TAREA 1:
En el texto sobre la kombucha, ¿qué significa el nombre chino "jon-cha-chín"?
TAREA 2:
Transcribe del texto sobre la kombucha todo lo que va desde "Los primeros datos" hasta "proceso de elaboración.".
TAREA 3:
Redacta la parte que sigue del texto sobre la kombucha, empezando justo después de su última oración.

DOCUMENTO FUENTE:
•••••

Una bebida que ha ido tomando popularidad por sus efectos estimulantes y curativos además de su rico sabor.

Los primeros datos que se tienen de la Kombucha datan de la dinastía Tsin en el año 221 A.C. en China de donde es originaria, siendo esta una bebida tradicional para su cultura, poco a poco se extendió por Japón, Rusia, Europa y en los últimos años se ha vuelto muy popular en América. 

 

Pero ¿qué es la Kombucha?

Aunque puede parecerlo a simple vista, no es un hongo sino una colonia de bacterias y levaduras que fermentan la mezcla de té y azucares, en la cultura china se le conoce como “jon-cha-chín” que significa “hongo de té rojo” utilizando tradicionalmente te oolong para su preparación.

Podemos encontrarla en mercados organicos, tiendas orientales entre otros lugares cuya presentación suele ser en botellas de vidrio listas para su consumo, pero a continuación les hablaremos de su proceso de elaboración.

 

Los chinos apreciaban al “hongo” por su propiedad de equilibrar el chi, la energía vital y mejorar la digestión. También conocido como “Madre” o “Scooby” puede ser encontrado en tiendas en línea para preparaciones caseras sin embargo la tradición china cree que no es correcta su venta y que debe ser un regalo que traerá buena suerte.

 

Para la elaboración de la kombucha se prepara de antemano una infusión de té rojo como es el método tradicional, aunque también pueden utilizarse te negro y té verde.

 A esta infusión se le añade azúcar, en una proporción aproximada de 120 a 150 gramos de azúcar por litro de agua. Se deja enfriar a una temperatura menor a 35º centígrados ya que una temperatura mayor mataría a la colonia de levaduras. 

Se lava con agua la “madre” para después agregarla en la infusión en un contenedor de vidrio, se debe tener particular atención en esto ya que en un contenedor metálico se acidificaría la mezcla, así como en recipientes cerámicos pueden llegar a desprenderse partículas de plomo por las reacciones químicas naturales.

El recipiente debe estar abierto, pero al mismo tiempo cubierto para evitar la contaminación. Se le debe cubrir con una tela limpia o una servilleta amarrada con una liga de caucho o cuerda para protegerlo de las moscas de fruta y otros agentes externos.

•••••

EXTRACTOS DE REGISTROS:
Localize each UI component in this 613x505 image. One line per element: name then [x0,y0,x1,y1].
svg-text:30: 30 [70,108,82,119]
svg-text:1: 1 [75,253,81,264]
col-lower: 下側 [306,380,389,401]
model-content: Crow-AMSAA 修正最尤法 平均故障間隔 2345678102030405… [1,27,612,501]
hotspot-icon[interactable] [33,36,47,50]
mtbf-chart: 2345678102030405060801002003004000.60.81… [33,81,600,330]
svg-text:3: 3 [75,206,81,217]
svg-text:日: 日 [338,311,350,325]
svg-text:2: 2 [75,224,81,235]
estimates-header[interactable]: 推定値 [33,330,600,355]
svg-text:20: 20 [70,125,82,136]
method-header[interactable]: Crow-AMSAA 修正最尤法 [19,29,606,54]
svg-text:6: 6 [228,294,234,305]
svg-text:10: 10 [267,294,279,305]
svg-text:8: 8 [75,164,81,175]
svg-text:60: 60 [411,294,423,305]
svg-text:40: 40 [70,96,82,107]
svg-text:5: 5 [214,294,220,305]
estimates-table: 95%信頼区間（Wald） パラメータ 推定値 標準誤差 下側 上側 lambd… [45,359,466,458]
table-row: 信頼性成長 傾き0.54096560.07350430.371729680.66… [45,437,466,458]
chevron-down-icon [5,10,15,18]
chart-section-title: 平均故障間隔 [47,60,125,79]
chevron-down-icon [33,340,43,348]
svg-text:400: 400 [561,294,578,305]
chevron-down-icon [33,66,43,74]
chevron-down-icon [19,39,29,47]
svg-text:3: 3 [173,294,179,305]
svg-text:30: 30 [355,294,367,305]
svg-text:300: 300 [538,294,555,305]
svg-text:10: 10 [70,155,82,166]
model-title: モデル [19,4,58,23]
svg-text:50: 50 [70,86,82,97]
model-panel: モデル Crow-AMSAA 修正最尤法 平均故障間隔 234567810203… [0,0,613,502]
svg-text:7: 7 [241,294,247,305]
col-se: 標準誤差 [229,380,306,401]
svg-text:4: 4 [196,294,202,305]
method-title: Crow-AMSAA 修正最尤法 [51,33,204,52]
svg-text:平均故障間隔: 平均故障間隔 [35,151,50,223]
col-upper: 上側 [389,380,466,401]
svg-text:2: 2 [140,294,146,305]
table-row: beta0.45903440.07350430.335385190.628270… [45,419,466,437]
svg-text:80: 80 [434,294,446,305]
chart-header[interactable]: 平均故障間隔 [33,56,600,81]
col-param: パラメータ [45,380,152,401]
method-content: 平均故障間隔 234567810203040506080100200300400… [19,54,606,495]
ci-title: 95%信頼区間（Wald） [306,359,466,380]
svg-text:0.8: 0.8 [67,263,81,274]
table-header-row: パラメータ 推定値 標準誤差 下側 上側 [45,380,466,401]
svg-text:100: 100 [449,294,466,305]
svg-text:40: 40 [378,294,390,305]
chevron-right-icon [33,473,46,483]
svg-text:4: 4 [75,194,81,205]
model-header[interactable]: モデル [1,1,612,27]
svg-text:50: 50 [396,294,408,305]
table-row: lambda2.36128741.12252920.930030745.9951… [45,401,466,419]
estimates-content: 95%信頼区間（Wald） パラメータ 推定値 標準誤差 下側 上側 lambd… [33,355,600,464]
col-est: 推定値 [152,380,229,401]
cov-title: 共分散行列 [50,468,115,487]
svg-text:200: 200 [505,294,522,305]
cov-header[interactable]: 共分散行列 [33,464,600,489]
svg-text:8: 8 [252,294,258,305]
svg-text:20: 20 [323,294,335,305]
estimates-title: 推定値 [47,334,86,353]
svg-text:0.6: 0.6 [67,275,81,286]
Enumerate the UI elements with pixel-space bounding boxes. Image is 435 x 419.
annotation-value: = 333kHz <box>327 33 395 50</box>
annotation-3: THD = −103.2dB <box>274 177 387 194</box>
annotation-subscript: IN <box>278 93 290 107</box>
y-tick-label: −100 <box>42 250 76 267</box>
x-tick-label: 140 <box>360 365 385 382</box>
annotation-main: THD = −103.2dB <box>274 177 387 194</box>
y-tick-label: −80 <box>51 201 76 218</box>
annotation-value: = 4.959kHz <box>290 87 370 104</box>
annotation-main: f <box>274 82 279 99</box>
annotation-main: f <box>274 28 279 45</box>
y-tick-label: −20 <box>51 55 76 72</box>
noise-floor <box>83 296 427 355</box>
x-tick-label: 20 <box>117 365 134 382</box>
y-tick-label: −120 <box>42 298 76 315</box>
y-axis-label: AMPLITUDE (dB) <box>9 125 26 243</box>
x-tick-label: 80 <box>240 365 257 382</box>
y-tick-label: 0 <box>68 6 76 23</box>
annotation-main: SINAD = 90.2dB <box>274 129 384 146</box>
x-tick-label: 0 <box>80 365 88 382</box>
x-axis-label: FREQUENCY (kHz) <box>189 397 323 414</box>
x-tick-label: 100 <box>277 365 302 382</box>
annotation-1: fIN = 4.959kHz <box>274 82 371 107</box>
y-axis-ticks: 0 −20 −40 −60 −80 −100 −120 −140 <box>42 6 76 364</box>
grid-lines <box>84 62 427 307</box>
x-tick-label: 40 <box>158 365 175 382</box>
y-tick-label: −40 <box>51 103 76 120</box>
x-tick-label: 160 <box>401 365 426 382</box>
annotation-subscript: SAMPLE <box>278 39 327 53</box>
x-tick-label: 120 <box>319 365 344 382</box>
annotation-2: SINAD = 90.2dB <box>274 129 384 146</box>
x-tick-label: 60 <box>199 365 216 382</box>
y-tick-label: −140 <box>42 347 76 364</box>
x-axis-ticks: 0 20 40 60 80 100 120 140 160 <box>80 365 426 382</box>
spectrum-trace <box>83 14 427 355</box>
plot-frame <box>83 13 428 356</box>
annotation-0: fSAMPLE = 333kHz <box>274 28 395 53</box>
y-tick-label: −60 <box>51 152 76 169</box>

•••••

RESPUESTA 1:
Significa "hongo de té rojo".

RESPUESTA 2:
Los primeros datos que se tienen de la Kombucha datan de la dinastía Tsin en el año 221 A.C. en China de donde es originaria, siendo esta una bebida tradicional para su cultura, poco a poco se extendió por Japón, Rusia, Europa y en los últimos años se ha vuelto muy popular en América. 

 

Pero ¿qué es la Kombucha?

Aunque puede parecerlo a simple vista, no es un hongo sino una colonia de bacterias y levaduras que fermentan la mezcla de té y azucares, en la cultura china se le conoce como “jon-cha-chín” que significa “hongo de té rojo” utilizando tradicionalmente te oolong para su preparación.

Podemos encontrarla en mercados organicos, tiendas orientales entre otros lugares cuya presentación suele ser en botellas de vidrio listas para su consumo, pero a continuación les hablaremos de su proceso de elaboración.

RESPUESTA 3:
Se le deja fermentar aproximadamente una semana para obtener la kombucha, el sabor de este fermento puede alterarse añadiendo otras bebidas al té final, como lo han hecho algunas marcas comerciales u bares de kombucha creando bebidas saludables con un ligero sabor acido en combinación con otros productos como lo son el jengibre, la menta e incluso el agua de rosas, aunque hay personas que prefieren no añadirle ningun elemento extra disfrutando su sabor intenso a la par de una sensación efervescente natural ligeramente similar a la de los refrescos por lo que en días de calor tiene una alta demanda. 

Algunos de los beneficios de esta bebida natural son los siguientes:

·         Tiene propiedades antimicrobianas:  Por su bajo valor de pH, además de un elevado contenido en ácido acético y otros ácidos orgánicos la kombucha posee estas propiedades:

 

·         Elimina toxinas: Las enzimas, los ácidos bacterianos y otros metabolitos originados durante el proceso de fermentación favorecen la eliminación de toxinas y otras sustancias tóxicas del organismo.

 

·         Es un alimento probiótico: Al consumir probióticos contribuimos a mantener nuestra flora intestinal equilibrada y variada, encargada principalmente de proteger el organismo de patógenos.

 

·         Es rico en antioxidantes: La principal función de los antioxidantes es combatir los radicales libres, que pueden dañar otras moléculas como el ADN o proteínas e incluso causar reacciones en cadena, uno de los efectos mas visibles de los radicales libres es el envejecimiento.